» Given task
Transcribe all of the material exactly. Any picture in it should be left out.

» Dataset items

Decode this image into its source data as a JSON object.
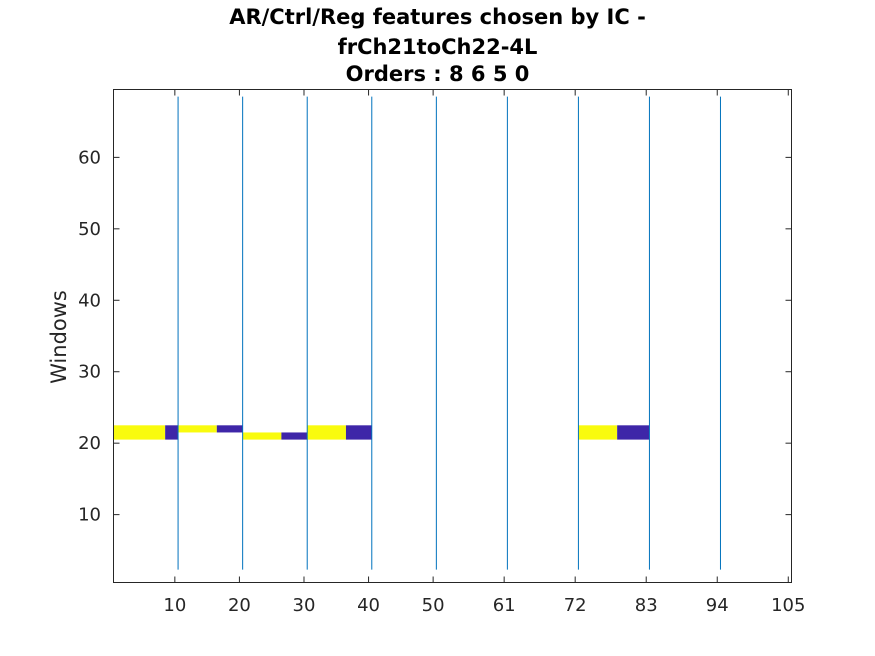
{
  "chart_data": {
    "type": "heatmap",
    "title": [
      "AR/Ctrl/Reg features chosen by IC -",
      "frCh21toCh22-4L",
      "Orders : 8 6 5 0"
    ],
    "xlabel": "",
    "ylabel": "Windows",
    "xlim": [
      0.5,
      105.5
    ],
    "ylim": [
      0.5,
      69.5
    ],
    "x_ticks": [
      10,
      20,
      30,
      40,
      50,
      61,
      72,
      83,
      94,
      105
    ],
    "x_tick_labels": [
      "10",
      "20",
      "30",
      "40",
      "50",
      "61",
      "72",
      "83",
      "94",
      "105"
    ],
    "y_ticks": [
      10,
      20,
      30,
      40,
      50,
      60
    ],
    "y_tick_labels": [
      "10",
      "20",
      "30",
      "40",
      "50",
      "60"
    ],
    "group_boundaries": [
      10.5,
      20.5,
      30.5,
      40.5,
      50.5,
      61.5,
      72.5,
      83.5,
      94.5
    ],
    "colors": {
      "high": "#f9fb0e",
      "low": "#3e26a8",
      "background": "#ffffff",
      "boundary": "#0072bd"
    },
    "cells": [
      {
        "x0": 0.5,
        "x1": 8.5,
        "y0": 20.5,
        "y1": 22.5,
        "level": "high"
      },
      {
        "x0": 8.5,
        "x1": 10.5,
        "y0": 20.5,
        "y1": 22.5,
        "level": "low"
      },
      {
        "x0": 10.5,
        "x1": 16.5,
        "y0": 21.5,
        "y1": 22.5,
        "level": "high"
      },
      {
        "x0": 16.5,
        "x1": 20.5,
        "y0": 21.5,
        "y1": 22.5,
        "level": "low"
      },
      {
        "x0": 20.5,
        "x1": 26.5,
        "y0": 20.5,
        "y1": 21.5,
        "level": "high"
      },
      {
        "x0": 26.5,
        "x1": 30.5,
        "y0": 20.5,
        "y1": 21.5,
        "level": "low"
      },
      {
        "x0": 30.5,
        "x1": 36.5,
        "y0": 20.5,
        "y1": 22.5,
        "level": "high"
      },
      {
        "x0": 36.5,
        "x1": 40.5,
        "y0": 20.5,
        "y1": 22.5,
        "level": "low"
      },
      {
        "x0": 72.5,
        "x1": 78.5,
        "y0": 20.5,
        "y1": 22.5,
        "level": "high"
      },
      {
        "x0": 78.5,
        "x1": 83.5,
        "y0": 20.5,
        "y1": 22.5,
        "level": "low"
      }
    ]
  }
}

» Solution to the exercise
Decode this image into its source data as a JSON object.
{
  "chart_data": {
    "type": "heatmap",
    "title": [
      "AR/Ctrl/Reg features chosen by IC -",
      "frCh21toCh22-4L",
      "Orders : 8 6 5 0"
    ],
    "xlabel": "",
    "ylabel": "Windows",
    "xlim": [
      0.5,
      105.5
    ],
    "ylim": [
      0.5,
      69.5
    ],
    "x_ticks": [
      10,
      20,
      30,
      40,
      50,
      61,
      72,
      83,
      94,
      105
    ],
    "x_tick_labels": [
      "10",
      "20",
      "30",
      "40",
      "50",
      "61",
      "72",
      "83",
      "94",
      "105"
    ],
    "y_ticks": [
      10,
      20,
      30,
      40,
      50,
      60
    ],
    "y_tick_labels": [
      "10",
      "20",
      "30",
      "40",
      "50",
      "60"
    ],
    "group_boundaries": [
      10.5,
      20.5,
      30.5,
      40.5,
      50.5,
      61.5,
      72.5,
      83.5,
      94.5
    ],
    "colors": {
      "high": "#f9fb0e",
      "low": "#3e26a8",
      "background": "#ffffff",
      "boundary": "#0072bd"
    },
    "cells": [
      {
        "x0": 0.5,
        "x1": 8.5,
        "y0": 20.5,
        "y1": 22.5,
        "level": "high"
      },
      {
        "x0": 8.5,
        "x1": 10.5,
        "y0": 20.5,
        "y1": 22.5,
        "level": "low"
      },
      {
        "x0": 10.5,
        "x1": 16.5,
        "y0": 21.5,
        "y1": 22.5,
        "level": "high"
      },
      {
        "x0": 16.5,
        "x1": 20.5,
        "y0": 21.5,
        "y1": 22.5,
        "level": "low"
      },
      {
        "x0": 20.5,
        "x1": 26.5,
        "y0": 20.5,
        "y1": 21.5,
        "level": "high"
      },
      {
        "x0": 26.5,
        "x1": 30.5,
        "y0": 20.5,
        "y1": 21.5,
        "level": "low"
      },
      {
        "x0": 30.5,
        "x1": 36.5,
        "y0": 20.5,
        "y1": 22.5,
        "level": "high"
      },
      {
        "x0": 36.5,
        "x1": 40.5,
        "y0": 20.5,
        "y1": 22.5,
        "level": "low"
      },
      {
        "x0": 72.5,
        "x1": 78.5,
        "y0": 20.5,
        "y1": 22.5,
        "level": "high"
      },
      {
        "x0": 78.5,
        "x1": 83.5,
        "y0": 20.5,
        "y1": 22.5,
        "level": "low"
      }
    ]
  }
}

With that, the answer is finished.